**Goal of the exercise**
Reproduce the listing verbatim.

**Rows**
------------------------------

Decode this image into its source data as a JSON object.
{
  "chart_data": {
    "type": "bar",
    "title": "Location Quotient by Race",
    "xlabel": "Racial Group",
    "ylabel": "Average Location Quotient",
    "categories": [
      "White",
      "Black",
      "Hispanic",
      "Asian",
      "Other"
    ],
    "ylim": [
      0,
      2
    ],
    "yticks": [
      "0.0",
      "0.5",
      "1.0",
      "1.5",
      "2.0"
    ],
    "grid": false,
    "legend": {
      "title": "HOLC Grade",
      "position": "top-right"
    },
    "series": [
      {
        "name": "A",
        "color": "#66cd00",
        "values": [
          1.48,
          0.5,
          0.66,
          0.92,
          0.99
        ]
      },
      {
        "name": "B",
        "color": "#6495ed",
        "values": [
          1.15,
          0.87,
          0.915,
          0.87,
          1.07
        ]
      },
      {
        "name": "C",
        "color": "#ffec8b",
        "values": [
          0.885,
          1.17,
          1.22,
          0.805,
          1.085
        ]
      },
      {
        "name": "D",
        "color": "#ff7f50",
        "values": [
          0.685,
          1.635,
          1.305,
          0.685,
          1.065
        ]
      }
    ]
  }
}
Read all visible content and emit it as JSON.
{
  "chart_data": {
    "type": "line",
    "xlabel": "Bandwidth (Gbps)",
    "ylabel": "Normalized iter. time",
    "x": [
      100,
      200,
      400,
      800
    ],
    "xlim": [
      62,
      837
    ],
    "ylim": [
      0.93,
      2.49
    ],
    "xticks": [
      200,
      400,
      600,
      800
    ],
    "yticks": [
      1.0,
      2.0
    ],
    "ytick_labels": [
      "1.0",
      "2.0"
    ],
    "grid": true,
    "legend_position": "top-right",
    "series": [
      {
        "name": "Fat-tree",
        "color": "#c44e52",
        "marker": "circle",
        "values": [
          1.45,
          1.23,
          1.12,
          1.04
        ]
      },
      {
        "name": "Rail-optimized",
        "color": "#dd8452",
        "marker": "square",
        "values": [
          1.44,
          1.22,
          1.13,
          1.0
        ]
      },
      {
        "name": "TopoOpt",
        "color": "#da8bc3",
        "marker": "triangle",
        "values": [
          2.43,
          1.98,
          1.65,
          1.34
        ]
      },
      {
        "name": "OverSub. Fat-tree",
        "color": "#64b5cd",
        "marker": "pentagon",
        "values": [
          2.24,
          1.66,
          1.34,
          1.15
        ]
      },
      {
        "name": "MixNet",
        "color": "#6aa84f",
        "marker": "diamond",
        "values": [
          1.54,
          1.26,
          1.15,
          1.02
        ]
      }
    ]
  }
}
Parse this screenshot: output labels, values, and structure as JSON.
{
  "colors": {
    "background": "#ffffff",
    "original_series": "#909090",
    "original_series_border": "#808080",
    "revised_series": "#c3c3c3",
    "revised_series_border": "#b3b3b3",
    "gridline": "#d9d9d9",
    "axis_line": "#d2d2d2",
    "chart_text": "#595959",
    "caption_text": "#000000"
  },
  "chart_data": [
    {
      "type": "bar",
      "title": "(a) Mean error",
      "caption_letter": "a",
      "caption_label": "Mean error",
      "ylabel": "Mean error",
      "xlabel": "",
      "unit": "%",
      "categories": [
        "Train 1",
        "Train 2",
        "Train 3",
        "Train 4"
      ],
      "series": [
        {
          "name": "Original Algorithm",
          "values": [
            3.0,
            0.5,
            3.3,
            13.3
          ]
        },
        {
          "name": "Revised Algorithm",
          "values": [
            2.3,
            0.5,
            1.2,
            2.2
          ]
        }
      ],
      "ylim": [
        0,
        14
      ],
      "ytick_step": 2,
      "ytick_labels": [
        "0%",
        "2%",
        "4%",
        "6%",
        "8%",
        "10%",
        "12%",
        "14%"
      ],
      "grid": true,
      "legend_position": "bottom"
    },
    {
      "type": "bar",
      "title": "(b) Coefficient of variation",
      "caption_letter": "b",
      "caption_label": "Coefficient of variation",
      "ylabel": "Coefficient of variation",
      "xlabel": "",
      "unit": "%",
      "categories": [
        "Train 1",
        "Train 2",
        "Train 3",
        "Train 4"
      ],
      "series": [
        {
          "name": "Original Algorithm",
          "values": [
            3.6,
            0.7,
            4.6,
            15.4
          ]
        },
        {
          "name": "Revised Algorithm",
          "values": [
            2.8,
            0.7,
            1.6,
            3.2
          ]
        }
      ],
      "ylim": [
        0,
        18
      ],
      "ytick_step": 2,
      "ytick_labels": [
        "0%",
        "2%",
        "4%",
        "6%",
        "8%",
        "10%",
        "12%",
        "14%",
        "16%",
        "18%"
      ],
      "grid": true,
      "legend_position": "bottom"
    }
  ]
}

------------------------------

**Solution for this problem**
Decode this image into its source data as a JSON object.
{
  "chart_data": {
    "type": "bar",
    "title": "Location Quotient by Race",
    "xlabel": "Racial Group",
    "ylabel": "Average Location Quotient",
    "categories": [
      "White",
      "Black",
      "Hispanic",
      "Asian",
      "Other"
    ],
    "ylim": [
      0,
      2
    ],
    "yticks": [
      "0.0",
      "0.5",
      "1.0",
      "1.5",
      "2.0"
    ],
    "grid": false,
    "legend": {
      "title": "HOLC Grade",
      "position": "top-right"
    },
    "series": [
      {
        "name": "A",
        "color": "#66cd00",
        "values": [
          1.48,
          0.5,
          0.66,
          0.92,
          0.99
        ]
      },
      {
        "name": "B",
        "color": "#6495ed",
        "values": [
          1.15,
          0.87,
          0.915,
          0.87,
          1.07
        ]
      },
      {
        "name": "C",
        "color": "#ffec8b",
        "values": [
          0.885,
          1.17,
          1.22,
          0.805,
          1.085
        ]
      },
      {
        "name": "D",
        "color": "#ff7f50",
        "values": [
          0.685,
          1.635,
          1.305,
          0.685,
          1.065
        ]
      }
    ]
  }
}
Read all visible content and emit it as JSON.
{
  "chart_data": {
    "type": "line",
    "xlabel": "Bandwidth (Gbps)",
    "ylabel": "Normalized iter. time",
    "x": [
      100,
      200,
      400,
      800
    ],
    "xlim": [
      62,
      837
    ],
    "ylim": [
      0.93,
      2.49
    ],
    "xticks": [
      200,
      400,
      600,
      800
    ],
    "yticks": [
      1.0,
      2.0
    ],
    "ytick_labels": [
      "1.0",
      "2.0"
    ],
    "grid": true,
    "legend_position": "top-right",
    "series": [
      {
        "name": "Fat-tree",
        "color": "#c44e52",
        "marker": "circle",
        "values": [
          1.45,
          1.23,
          1.12,
          1.04
        ]
      },
      {
        "name": "Rail-optimized",
        "color": "#dd8452",
        "marker": "square",
        "values": [
          1.44,
          1.22,
          1.13,
          1.0
        ]
      },
      {
        "name": "TopoOpt",
        "color": "#da8bc3",
        "marker": "triangle",
        "values": [
          2.43,
          1.98,
          1.65,
          1.34
        ]
      },
      {
        "name": "OverSub. Fat-tree",
        "color": "#64b5cd",
        "marker": "pentagon",
        "values": [
          2.24,
          1.66,
          1.34,
          1.15
        ]
      },
      {
        "name": "MixNet",
        "color": "#6aa84f",
        "marker": "diamond",
        "values": [
          1.54,
          1.26,
          1.15,
          1.02
        ]
      }
    ]
  }
}
Parse this screenshot: output labels, values, and structure as JSON.
{
  "colors": {
    "background": "#ffffff",
    "original_series": "#909090",
    "original_series_border": "#808080",
    "revised_series": "#c3c3c3",
    "revised_series_border": "#b3b3b3",
    "gridline": "#d9d9d9",
    "axis_line": "#d2d2d2",
    "chart_text": "#595959",
    "caption_text": "#000000"
  },
  "chart_data": [
    {
      "type": "bar",
      "title": "(a) Mean error",
      "caption_letter": "a",
      "caption_label": "Mean error",
      "ylabel": "Mean error",
      "xlabel": "",
      "unit": "%",
      "categories": [
        "Train 1",
        "Train 2",
        "Train 3",
        "Train 4"
      ],
      "series": [
        {
          "name": "Original Algorithm",
          "values": [
            3.0,
            0.5,
            3.3,
            13.3
          ]
        },
        {
          "name": "Revised Algorithm",
          "values": [
            2.3,
            0.5,
            1.2,
            2.2
          ]
        }
      ],
      "ylim": [
        0,
        14
      ],
      "ytick_step": 2,
      "ytick_labels": [
        "0%",
        "2%",
        "4%",
        "6%",
        "8%",
        "10%",
        "12%",
        "14%"
      ],
      "grid": true,
      "legend_position": "bottom"
    },
    {
      "type": "bar",
      "title": "(b) Coefficient of variation",
      "caption_letter": "b",
      "caption_label": "Coefficient of variation",
      "ylabel": "Coefficient of variation",
      "xlabel": "",
      "unit": "%",
      "categories": [
        "Train 1",
        "Train 2",
        "Train 3",
        "Train 4"
      ],
      "series": [
        {
          "name": "Original Algorithm",
          "values": [
            3.6,
            0.7,
            4.6,
            15.4
          ]
        },
        {
          "name": "Revised Algorithm",
          "values": [
            2.8,
            0.7,
            1.6,
            3.2
          ]
        }
      ],
      "ylim": [
        0,
        18
      ],
      "ytick_step": 2,
      "ytick_labels": [
        "0%",
        "2%",
        "4%",
        "6%",
        "8%",
        "10%",
        "12%",
        "14%",
        "16%",
        "18%"
      ],
      "grid": true,
      "legend_position": "bottom"
    }
  ]
}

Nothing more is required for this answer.